* BEGIN Records to use *

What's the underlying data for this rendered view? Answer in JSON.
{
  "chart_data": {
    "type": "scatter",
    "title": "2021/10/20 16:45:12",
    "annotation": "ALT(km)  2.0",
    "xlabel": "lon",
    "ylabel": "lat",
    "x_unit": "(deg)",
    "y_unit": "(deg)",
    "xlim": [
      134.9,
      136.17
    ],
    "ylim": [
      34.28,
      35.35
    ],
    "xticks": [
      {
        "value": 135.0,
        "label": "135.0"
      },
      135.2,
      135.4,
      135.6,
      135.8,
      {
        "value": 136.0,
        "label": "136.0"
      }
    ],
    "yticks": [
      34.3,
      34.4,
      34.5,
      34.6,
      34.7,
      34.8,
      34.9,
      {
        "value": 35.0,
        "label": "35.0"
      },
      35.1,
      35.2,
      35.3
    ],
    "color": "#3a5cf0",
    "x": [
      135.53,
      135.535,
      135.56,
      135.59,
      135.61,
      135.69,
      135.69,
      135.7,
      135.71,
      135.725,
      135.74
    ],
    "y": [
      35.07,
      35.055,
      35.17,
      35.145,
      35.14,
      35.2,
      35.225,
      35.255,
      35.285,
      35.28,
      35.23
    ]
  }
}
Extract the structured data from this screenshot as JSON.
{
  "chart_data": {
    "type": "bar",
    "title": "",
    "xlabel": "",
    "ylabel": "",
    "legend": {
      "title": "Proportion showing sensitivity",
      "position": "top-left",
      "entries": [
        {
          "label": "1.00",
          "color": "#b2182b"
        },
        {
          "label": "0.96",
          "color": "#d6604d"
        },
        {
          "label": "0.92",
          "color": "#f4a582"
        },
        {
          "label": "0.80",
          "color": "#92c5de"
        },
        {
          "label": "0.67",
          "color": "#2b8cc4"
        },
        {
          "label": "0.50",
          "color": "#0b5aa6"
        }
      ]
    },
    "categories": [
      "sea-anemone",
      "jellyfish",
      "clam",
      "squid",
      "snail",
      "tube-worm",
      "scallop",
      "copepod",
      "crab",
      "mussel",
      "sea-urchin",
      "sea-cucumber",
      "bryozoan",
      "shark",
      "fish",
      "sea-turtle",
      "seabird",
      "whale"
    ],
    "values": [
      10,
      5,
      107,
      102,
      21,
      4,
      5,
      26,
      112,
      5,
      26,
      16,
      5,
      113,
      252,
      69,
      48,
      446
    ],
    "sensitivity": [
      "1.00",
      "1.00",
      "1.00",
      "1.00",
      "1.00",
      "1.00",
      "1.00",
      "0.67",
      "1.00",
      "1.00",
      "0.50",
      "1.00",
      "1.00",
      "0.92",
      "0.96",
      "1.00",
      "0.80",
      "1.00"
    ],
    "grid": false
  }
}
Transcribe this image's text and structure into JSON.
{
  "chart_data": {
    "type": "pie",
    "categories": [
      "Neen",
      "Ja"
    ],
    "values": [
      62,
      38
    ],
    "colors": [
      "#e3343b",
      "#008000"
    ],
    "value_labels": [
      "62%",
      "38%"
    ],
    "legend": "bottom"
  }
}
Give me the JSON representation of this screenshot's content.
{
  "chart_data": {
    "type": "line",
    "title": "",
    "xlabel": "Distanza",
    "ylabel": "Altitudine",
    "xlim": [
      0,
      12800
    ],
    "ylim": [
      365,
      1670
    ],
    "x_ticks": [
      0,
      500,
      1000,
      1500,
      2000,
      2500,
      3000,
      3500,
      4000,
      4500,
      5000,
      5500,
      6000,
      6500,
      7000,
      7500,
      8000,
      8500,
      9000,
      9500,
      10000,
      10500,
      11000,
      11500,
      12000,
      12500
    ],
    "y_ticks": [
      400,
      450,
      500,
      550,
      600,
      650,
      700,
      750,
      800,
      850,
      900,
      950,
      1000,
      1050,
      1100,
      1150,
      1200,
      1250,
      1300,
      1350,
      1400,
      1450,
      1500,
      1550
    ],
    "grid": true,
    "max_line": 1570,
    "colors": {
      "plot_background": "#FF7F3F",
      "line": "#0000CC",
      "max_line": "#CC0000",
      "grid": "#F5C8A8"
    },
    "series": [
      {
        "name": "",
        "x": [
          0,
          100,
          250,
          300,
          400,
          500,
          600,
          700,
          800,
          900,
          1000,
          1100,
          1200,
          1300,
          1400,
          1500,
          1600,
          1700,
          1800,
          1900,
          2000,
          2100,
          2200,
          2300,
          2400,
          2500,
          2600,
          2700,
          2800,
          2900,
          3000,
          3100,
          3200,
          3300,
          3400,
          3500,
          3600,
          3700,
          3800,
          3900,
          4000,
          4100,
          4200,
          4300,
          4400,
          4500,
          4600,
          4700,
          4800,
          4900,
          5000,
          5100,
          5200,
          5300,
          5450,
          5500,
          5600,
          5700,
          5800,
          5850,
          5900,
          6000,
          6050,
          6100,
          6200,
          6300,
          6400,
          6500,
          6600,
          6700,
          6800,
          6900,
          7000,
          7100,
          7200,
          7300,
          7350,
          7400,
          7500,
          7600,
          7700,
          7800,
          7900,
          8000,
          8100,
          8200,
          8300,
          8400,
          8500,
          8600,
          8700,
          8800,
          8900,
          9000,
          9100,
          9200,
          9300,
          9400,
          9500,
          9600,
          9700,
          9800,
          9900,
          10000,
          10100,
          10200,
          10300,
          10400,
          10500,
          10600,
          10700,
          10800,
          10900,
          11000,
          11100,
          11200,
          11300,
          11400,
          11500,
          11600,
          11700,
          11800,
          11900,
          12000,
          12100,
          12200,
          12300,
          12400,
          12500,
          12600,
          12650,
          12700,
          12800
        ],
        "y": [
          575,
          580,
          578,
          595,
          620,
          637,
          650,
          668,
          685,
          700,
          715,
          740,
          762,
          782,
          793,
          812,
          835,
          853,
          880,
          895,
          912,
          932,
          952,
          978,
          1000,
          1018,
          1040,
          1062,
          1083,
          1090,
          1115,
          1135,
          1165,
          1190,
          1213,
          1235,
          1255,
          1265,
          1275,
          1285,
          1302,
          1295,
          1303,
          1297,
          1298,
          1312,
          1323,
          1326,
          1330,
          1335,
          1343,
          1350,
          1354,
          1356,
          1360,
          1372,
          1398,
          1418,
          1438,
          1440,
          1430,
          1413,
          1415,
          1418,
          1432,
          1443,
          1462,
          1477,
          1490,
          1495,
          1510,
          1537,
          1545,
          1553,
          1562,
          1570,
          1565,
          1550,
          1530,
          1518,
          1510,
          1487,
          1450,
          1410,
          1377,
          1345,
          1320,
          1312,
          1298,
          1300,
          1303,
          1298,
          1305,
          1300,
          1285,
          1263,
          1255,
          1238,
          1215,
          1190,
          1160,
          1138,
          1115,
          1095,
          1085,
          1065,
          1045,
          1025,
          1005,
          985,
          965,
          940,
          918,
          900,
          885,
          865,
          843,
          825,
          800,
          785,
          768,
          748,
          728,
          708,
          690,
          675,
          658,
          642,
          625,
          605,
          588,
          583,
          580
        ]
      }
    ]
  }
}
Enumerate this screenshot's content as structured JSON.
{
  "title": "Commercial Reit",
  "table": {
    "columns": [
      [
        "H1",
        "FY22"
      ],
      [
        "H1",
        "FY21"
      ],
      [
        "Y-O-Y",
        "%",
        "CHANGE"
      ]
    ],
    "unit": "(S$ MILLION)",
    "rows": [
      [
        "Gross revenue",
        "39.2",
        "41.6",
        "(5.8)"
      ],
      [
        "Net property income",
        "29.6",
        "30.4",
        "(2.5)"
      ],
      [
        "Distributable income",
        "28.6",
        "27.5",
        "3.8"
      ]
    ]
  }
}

* END Records to use *

Aim of the task — Say how many lines in the entries contain the string "JSON", and say nothing else.

The output — 5